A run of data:
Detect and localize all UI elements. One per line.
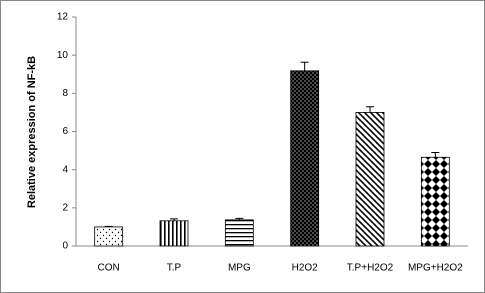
- bar: [94, 226, 124, 247]
- bar: [355, 112, 385, 247]
- y-tick-label: 2: [62, 202, 68, 213]
- bar: [159, 220, 189, 247]
- y-tick-label: 8: [62, 88, 68, 99]
- y-tick-label: 12: [57, 12, 69, 23]
- y-tick-label: 10: [57, 50, 69, 61]
- y-tick-label: 0: [62, 241, 68, 252]
- error-bar: [431, 151, 440, 158]
- error-bar: [235, 217, 244, 220]
- error-bar: [104, 225, 113, 227]
- bar: [290, 70, 320, 247]
- x-tick-label: MPG+H2O2: [408, 263, 463, 274]
- y-axis-label: Relative expression of NF-kB: [26, 56, 38, 208]
- error-bar: [300, 61, 309, 71]
- x-tick-label: H2O2: [292, 263, 319, 274]
- x-tick-label: T.P+H2O2: [347, 263, 394, 274]
- error-bar: [366, 106, 374, 113]
- bar: [224, 219, 254, 247]
- x-tick-label: CON: [98, 263, 120, 274]
- error-bar: [170, 218, 178, 221]
- y-tick-label: 6: [62, 126, 68, 137]
- bar: [420, 156, 450, 247]
- x-tick-label: T.P: [167, 263, 182, 274]
- x-tick-label: MPG: [228, 263, 251, 274]
- y-tick-label: 4: [62, 164, 68, 175]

**Written request**
Copy out the stretch of the data from the line containing "- bar: [94, 226, 124, 247]" through the end of the data, both ends included, without changing anything.

**Answer to this problem**
- bar: [94, 226, 124, 247]
- bar: [355, 112, 385, 247]
- y-tick-label: 2: [62, 202, 68, 213]
- bar: [159, 220, 189, 247]
- y-tick-label: 8: [62, 88, 68, 99]
- y-tick-label: 12: [57, 12, 69, 23]
- y-tick-label: 10: [57, 50, 69, 61]
- y-tick-label: 0: [62, 241, 68, 252]
- error-bar: [431, 151, 440, 158]
- error-bar: [235, 217, 244, 220]
- error-bar: [104, 225, 113, 227]
- bar: [290, 70, 320, 247]
- x-tick-label: MPG+H2O2: [408, 263, 463, 274]
- y-axis-label: Relative expression of NF-kB: [26, 56, 38, 208]
- error-bar: [300, 61, 309, 71]
- x-tick-label: H2O2: [292, 263, 319, 274]
- x-tick-label: T.P+H2O2: [347, 263, 394, 274]
- error-bar: [366, 106, 374, 113]
- bar: [224, 219, 254, 247]
- x-tick-label: CON: [98, 263, 120, 274]
- error-bar: [170, 218, 178, 221]
- y-tick-label: 6: [62, 126, 68, 137]
- bar: [420, 156, 450, 247]
- x-tick-label: T.P: [167, 263, 182, 274]
- x-tick-label: MPG: [228, 263, 251, 274]
- y-tick-label: 4: [62, 164, 68, 175]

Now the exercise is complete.